== Exercise ==
Give only the number of lines in the data that include the string "JSON".

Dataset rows
^^^^^^^^

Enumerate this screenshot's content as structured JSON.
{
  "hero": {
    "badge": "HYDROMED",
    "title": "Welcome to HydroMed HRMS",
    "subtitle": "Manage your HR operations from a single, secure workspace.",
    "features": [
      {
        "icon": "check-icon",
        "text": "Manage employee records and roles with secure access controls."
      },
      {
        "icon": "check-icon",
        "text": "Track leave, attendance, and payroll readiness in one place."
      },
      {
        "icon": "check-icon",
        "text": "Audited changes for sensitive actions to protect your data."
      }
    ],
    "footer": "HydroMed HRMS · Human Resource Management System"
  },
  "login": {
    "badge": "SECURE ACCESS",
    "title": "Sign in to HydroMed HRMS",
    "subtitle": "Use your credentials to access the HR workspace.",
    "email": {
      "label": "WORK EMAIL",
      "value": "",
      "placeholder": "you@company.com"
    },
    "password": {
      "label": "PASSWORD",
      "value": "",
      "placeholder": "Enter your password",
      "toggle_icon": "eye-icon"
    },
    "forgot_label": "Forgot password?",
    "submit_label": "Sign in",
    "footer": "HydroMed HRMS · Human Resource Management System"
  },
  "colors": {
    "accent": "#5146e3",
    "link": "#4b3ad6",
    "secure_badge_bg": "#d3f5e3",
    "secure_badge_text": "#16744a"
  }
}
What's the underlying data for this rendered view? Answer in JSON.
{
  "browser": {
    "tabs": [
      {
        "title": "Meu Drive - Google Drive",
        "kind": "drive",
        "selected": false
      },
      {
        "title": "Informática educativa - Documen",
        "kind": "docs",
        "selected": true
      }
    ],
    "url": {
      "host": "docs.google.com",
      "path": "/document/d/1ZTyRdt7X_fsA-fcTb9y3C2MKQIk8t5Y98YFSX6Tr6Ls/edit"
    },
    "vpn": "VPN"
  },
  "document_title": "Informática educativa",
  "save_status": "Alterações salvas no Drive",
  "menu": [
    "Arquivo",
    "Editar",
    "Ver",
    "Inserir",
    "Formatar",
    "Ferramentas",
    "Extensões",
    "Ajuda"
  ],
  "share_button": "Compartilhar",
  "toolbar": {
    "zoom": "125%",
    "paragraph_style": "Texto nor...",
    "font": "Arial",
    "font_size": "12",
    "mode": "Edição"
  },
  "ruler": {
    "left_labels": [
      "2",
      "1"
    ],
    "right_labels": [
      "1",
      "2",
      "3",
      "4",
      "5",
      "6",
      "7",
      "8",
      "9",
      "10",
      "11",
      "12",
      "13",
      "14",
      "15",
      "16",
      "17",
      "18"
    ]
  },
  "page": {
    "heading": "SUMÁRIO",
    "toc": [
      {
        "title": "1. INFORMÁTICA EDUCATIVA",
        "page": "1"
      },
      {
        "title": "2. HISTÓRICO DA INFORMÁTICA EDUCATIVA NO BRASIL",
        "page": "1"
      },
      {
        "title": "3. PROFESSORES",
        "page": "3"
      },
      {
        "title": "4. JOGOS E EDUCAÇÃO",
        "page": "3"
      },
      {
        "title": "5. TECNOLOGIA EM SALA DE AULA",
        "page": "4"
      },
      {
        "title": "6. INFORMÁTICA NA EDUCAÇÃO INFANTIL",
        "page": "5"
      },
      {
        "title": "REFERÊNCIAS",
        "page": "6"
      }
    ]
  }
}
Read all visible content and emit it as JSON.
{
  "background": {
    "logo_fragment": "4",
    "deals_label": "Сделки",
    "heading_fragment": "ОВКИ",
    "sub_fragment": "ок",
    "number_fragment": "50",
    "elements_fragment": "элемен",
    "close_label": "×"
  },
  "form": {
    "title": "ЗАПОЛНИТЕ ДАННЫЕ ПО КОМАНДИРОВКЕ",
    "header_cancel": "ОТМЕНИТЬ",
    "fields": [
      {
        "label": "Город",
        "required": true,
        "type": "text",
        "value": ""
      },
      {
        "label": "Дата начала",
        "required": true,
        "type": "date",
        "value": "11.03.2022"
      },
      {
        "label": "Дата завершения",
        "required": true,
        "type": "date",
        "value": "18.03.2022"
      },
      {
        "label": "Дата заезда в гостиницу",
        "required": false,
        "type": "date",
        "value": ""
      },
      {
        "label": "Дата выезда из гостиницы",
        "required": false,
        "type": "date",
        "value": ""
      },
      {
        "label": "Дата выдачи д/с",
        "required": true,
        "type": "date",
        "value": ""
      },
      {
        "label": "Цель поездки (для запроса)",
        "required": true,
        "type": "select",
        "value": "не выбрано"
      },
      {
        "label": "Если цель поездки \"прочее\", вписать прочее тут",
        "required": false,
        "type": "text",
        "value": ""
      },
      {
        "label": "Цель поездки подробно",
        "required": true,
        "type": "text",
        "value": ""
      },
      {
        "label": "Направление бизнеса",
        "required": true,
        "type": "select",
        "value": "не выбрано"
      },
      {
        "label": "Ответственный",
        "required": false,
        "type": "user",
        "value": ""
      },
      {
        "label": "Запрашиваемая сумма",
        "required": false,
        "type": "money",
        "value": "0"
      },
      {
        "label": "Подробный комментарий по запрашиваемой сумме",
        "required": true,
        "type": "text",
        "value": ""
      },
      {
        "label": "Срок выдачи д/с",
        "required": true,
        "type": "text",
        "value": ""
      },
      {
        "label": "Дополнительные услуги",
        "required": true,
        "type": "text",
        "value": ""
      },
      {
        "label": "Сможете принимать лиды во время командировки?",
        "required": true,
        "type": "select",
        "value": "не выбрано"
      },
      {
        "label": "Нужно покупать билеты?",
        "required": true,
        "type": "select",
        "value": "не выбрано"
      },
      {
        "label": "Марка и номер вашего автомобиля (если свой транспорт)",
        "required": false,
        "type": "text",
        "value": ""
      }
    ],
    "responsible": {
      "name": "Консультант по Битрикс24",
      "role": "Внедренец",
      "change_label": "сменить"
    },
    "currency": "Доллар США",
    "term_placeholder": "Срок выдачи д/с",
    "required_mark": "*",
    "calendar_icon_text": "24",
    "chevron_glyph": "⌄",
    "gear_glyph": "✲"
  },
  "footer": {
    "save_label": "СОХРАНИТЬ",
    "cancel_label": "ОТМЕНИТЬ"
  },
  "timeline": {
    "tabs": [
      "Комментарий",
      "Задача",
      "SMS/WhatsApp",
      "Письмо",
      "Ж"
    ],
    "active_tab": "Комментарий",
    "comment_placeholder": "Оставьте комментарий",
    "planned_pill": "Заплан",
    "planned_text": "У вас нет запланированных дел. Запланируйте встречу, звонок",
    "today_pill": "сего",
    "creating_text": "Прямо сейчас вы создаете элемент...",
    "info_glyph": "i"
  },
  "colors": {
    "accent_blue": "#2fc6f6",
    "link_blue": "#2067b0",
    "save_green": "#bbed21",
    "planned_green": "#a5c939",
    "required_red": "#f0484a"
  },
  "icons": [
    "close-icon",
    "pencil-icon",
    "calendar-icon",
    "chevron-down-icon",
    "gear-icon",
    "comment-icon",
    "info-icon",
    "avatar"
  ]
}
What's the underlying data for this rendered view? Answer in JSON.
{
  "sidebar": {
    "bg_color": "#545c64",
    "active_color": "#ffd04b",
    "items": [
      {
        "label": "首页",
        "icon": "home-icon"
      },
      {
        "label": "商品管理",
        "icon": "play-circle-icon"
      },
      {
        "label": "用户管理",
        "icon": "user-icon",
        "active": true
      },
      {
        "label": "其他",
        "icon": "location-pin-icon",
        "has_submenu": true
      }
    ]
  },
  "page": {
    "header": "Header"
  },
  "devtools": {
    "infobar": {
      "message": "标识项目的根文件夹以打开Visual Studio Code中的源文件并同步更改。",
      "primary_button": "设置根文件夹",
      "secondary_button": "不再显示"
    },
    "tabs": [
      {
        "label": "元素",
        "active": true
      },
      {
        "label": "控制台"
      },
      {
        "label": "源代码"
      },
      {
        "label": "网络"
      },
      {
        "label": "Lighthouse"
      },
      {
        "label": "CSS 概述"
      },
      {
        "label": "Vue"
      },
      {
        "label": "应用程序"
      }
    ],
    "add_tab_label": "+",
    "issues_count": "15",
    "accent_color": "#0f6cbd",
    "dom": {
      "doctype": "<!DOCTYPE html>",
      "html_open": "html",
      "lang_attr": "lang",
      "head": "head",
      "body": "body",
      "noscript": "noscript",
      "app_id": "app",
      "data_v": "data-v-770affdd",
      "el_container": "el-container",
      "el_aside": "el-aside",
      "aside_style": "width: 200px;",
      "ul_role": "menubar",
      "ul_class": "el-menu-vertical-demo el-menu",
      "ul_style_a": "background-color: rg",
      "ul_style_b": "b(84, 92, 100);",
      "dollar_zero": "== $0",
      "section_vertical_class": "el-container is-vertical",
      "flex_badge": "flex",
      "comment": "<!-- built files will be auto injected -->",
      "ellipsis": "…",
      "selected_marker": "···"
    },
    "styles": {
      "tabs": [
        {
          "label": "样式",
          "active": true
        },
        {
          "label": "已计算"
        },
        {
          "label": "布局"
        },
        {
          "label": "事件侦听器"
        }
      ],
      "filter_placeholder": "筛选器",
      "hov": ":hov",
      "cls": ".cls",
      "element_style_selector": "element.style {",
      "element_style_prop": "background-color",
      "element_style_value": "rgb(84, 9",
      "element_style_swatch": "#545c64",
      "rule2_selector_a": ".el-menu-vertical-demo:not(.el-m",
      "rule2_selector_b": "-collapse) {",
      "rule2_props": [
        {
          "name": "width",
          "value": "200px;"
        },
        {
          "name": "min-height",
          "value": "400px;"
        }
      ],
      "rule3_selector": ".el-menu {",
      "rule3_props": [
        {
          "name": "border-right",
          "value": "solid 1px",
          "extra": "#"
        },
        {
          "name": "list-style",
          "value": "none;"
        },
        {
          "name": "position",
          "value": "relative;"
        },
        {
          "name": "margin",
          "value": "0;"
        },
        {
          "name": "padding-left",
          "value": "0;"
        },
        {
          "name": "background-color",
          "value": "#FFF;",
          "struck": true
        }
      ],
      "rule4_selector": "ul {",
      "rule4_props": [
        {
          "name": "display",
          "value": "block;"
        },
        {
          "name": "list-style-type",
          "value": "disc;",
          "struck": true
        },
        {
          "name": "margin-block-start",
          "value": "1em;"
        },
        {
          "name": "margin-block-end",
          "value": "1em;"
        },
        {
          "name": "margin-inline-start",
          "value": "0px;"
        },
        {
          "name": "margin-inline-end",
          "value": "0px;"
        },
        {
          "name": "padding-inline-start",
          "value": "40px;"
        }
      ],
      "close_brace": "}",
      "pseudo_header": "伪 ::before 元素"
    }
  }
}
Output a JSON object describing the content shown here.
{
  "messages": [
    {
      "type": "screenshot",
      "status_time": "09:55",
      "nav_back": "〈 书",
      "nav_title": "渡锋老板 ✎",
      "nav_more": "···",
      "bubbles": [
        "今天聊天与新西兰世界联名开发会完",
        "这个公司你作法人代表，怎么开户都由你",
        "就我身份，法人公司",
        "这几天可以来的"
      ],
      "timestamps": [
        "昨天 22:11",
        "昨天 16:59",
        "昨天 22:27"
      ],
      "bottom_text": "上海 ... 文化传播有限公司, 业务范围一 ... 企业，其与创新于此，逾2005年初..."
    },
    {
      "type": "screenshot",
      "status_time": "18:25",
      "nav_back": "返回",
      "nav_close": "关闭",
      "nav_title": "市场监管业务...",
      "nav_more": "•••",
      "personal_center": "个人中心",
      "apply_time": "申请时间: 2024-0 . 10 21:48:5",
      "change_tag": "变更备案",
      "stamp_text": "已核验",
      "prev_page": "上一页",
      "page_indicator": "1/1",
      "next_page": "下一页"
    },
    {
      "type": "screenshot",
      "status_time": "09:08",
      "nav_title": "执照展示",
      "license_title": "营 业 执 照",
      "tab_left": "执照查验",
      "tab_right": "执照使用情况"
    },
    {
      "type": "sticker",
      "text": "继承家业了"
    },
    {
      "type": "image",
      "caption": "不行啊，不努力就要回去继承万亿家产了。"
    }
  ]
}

^^^^^^^^

== Result ==
5